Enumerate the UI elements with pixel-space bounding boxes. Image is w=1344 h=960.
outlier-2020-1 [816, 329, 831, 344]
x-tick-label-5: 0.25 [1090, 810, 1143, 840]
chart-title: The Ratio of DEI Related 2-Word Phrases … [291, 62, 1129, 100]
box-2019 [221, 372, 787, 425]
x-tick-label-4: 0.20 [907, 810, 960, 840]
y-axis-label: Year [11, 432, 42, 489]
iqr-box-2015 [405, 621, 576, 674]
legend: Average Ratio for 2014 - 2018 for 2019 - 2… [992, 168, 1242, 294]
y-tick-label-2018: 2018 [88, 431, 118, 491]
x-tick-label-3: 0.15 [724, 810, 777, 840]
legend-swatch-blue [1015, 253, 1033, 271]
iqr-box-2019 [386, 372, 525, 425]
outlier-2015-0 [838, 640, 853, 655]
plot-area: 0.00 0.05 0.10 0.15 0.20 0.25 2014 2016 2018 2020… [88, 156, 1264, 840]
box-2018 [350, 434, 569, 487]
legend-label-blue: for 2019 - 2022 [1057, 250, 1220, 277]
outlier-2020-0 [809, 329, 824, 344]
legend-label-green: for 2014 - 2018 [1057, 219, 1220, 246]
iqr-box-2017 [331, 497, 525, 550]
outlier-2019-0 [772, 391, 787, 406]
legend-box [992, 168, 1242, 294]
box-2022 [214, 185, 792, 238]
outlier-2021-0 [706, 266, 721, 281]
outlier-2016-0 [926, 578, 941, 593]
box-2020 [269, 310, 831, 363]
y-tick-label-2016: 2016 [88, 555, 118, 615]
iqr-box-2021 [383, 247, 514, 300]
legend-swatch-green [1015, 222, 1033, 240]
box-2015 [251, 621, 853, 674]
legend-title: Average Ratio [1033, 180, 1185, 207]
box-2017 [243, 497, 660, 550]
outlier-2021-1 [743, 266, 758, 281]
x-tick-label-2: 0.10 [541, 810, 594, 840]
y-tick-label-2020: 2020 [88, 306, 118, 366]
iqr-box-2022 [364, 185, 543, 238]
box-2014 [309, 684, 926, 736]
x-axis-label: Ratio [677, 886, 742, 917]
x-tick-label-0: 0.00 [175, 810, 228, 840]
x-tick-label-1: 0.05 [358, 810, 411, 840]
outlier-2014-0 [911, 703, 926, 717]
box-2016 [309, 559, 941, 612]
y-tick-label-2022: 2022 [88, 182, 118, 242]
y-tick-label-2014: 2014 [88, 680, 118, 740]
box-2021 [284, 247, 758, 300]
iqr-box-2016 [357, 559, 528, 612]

· · · ·

### Aim of the exercise:
Render the portion of the data that opens with its first line and closes with the line containing "x-tick-label-0: 0.00 [175, 810, 228, 840]", inclusive, as a JSON list of strings with one string per line and blank lines omitted.

### Written answer:
[
  "Enumerate the UI elements with pixel-space bounding boxes. Image is w=1344 h=960.",
  "outlier-2020-1 [816, 329, 831, 344]",
  "x-tick-label-5: 0.25 [1090, 810, 1143, 840]",
  "chart-title: The Ratio of DEI Related 2-Word Phrases … [291, 62, 1129, 100]",
  "box-2019 [221, 372, 787, 425]",
  "x-tick-label-4: 0.20 [907, 810, 960, 840]",
  "y-axis-label: Year [11, 432, 42, 489]",
  "iqr-box-2015 [405, 621, 576, 674]",
  "legend: Average Ratio for 2014 - 2018 for 2019 - 2… [992, 168, 1242, 294]",
  "y-tick-label-2018: 2018 [88, 431, 118, 491]",
  "x-tick-label-3: 0.15 [724, 810, 777, 840]",
  "legend-swatch-blue [1015, 253, 1033, 271]",
  "iqr-box-2019 [386, 372, 525, 425]",
  "outlier-2015-0 [838, 640, 853, 655]",
  "plot-area: 0.00 0.05 0.10 0.15 0.20 0.25 2014 2016 2018 2020… [88, 156, 1264, 840]",
  "box-2018 [350, 434, 569, 487]",
  "legend-label-blue: for 2019 - 2022 [1057, 250, 1220, 277]",
  "outlier-2020-0 [809, 329, 824, 344]",
  "legend-label-green: for 2014 - 2018 [1057, 219, 1220, 246]",
  "iqr-box-2017 [331, 497, 525, 550]",
  "outlier-2019-0 [772, 391, 787, 406]",
  "legend-box [992, 168, 1242, 294]",
  "box-2022 [214, 185, 792, 238]",
  "outlier-2021-0 [706, 266, 721, 281]",
  "outlier-2016-0 [926, 578, 941, 593]",
  "box-2020 [269, 310, 831, 363]",
  "y-tick-label-2016: 2016 [88, 555, 118, 615]",
  "iqr-box-2021 [383, 247, 514, 300]",
  "legend-swatch-green [1015, 222, 1033, 240]",
  "box-2015 [251, 621, 853, 674]",
  "legend-title: Average Ratio [1033, 180, 1185, 207]",
  "box-2017 [243, 497, 660, 550]",
  "outlier-2021-1 [743, 266, 758, 281]",
  "x-tick-label-2: 0.10 [541, 810, 594, 840]",
  "y-tick-label-2020: 2020 [88, 306, 118, 366]",
  "iqr-box-2022 [364, 185, 543, 238]",
  "box-2014 [309, 684, 926, 736]",
  "x-axis-label: Ratio [677, 886, 742, 917]",
  "x-tick-label-0: 0.00 [175, 810, 228, 840]"
]